STATED EXERCISE: Copy each line exactly. Leave nothing out.

THE INPUT:
○ ○ ○ ○
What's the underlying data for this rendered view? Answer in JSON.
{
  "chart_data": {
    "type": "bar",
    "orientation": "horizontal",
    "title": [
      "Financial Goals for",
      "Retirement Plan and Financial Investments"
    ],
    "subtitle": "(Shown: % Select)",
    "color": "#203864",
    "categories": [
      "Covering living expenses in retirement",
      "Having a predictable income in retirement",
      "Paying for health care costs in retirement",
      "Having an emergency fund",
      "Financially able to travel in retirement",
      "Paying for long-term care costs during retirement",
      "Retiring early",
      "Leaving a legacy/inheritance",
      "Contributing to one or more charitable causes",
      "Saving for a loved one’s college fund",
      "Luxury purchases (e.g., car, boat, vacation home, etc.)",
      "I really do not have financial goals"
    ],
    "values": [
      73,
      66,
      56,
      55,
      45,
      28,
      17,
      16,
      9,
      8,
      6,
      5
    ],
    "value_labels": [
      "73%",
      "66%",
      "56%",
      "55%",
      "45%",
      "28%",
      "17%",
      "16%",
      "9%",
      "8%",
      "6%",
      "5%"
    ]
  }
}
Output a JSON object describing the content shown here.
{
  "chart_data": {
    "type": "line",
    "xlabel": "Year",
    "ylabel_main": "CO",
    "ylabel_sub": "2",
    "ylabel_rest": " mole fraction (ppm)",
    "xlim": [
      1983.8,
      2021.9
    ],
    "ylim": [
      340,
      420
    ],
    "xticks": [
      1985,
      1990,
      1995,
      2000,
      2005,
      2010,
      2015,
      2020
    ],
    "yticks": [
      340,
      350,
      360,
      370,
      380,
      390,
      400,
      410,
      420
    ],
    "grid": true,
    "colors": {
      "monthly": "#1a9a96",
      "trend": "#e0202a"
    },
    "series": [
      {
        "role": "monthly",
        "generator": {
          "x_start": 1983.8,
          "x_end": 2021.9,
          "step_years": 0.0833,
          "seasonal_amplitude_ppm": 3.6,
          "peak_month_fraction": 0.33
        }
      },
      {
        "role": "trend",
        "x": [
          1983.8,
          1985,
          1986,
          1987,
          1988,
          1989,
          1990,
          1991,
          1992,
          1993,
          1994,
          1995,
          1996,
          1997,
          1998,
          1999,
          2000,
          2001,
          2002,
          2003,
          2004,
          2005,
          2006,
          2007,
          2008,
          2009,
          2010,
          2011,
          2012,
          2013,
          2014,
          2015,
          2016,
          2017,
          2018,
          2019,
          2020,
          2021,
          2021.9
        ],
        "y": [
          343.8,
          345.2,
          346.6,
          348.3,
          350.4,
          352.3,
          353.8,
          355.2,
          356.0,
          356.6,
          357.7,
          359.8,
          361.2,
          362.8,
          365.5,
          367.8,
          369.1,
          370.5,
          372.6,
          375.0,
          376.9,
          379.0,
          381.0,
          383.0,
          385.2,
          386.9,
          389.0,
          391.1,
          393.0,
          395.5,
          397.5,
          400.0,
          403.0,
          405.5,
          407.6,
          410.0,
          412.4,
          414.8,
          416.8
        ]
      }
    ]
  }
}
○ ○ ○ ○
ANSWER TO THIS TASK:
What's the underlying data for this rendered view? Answer in JSON.
{
  "chart_data": {
    "type": "bar",
    "orientation": "horizontal",
    "title": [
      "Financial Goals for",
      "Retirement Plan and Financial Investments"
    ],
    "subtitle": "(Shown: % Select)",
    "color": "#203864",
    "categories": [
      "Covering living expenses in retirement",
      "Having a predictable income in retirement",
      "Paying for health care costs in retirement",
      "Having an emergency fund",
      "Financially able to travel in retirement",
      "Paying for long-term care costs during retirement",
      "Retiring early",
      "Leaving a legacy/inheritance",
      "Contributing to one or more charitable causes",
      "Saving for a loved one’s college fund",
      "Luxury purchases (e.g., car, boat, vacation home, etc.)",
      "I really do not have financial goals"
    ],
    "values": [
      73,
      66,
      56,
      55,
      45,
      28,
      17,
      16,
      9,
      8,
      6,
      5
    ],
    "value_labels": [
      "73%",
      "66%",
      "56%",
      "55%",
      "45%",
      "28%",
      "17%",
      "16%",
      "9%",
      "8%",
      "6%",
      "5%"
    ]
  }
}
Output a JSON object describing the content shown here.
{
  "chart_data": {
    "type": "line",
    "xlabel": "Year",
    "ylabel_main": "CO",
    "ylabel_sub": "2",
    "ylabel_rest": " mole fraction (ppm)",
    "xlim": [
      1983.8,
      2021.9
    ],
    "ylim": [
      340,
      420
    ],
    "xticks": [
      1985,
      1990,
      1995,
      2000,
      2005,
      2010,
      2015,
      2020
    ],
    "yticks": [
      340,
      350,
      360,
      370,
      380,
      390,
      400,
      410,
      420
    ],
    "grid": true,
    "colors": {
      "monthly": "#1a9a96",
      "trend": "#e0202a"
    },
    "series": [
      {
        "role": "monthly",
        "generator": {
          "x_start": 1983.8,
          "x_end": 2021.9,
          "step_years": 0.0833,
          "seasonal_amplitude_ppm": 3.6,
          "peak_month_fraction": 0.33
        }
      },
      {
        "role": "trend",
        "x": [
          1983.8,
          1985,
          1986,
          1987,
          1988,
          1989,
          1990,
          1991,
          1992,
          1993,
          1994,
          1995,
          1996,
          1997,
          1998,
          1999,
          2000,
          2001,
          2002,
          2003,
          2004,
          2005,
          2006,
          2007,
          2008,
          2009,
          2010,
          2011,
          2012,
          2013,
          2014,
          2015,
          2016,
          2017,
          2018,
          2019,
          2020,
          2021,
          2021.9
        ],
        "y": [
          343.8,
          345.2,
          346.6,
          348.3,
          350.4,
          352.3,
          353.8,
          355.2,
          356.0,
          356.6,
          357.7,
          359.8,
          361.2,
          362.8,
          365.5,
          367.8,
          369.1,
          370.5,
          372.6,
          375.0,
          376.9,
          379.0,
          381.0,
          383.0,
          385.2,
          386.9,
          389.0,
          391.1,
          393.0,
          395.5,
          397.5,
          400.0,
          403.0,
          405.5,
          407.6,
          410.0,
          412.4,
          414.8,
          416.8
        ]
      }
    ]
  }
}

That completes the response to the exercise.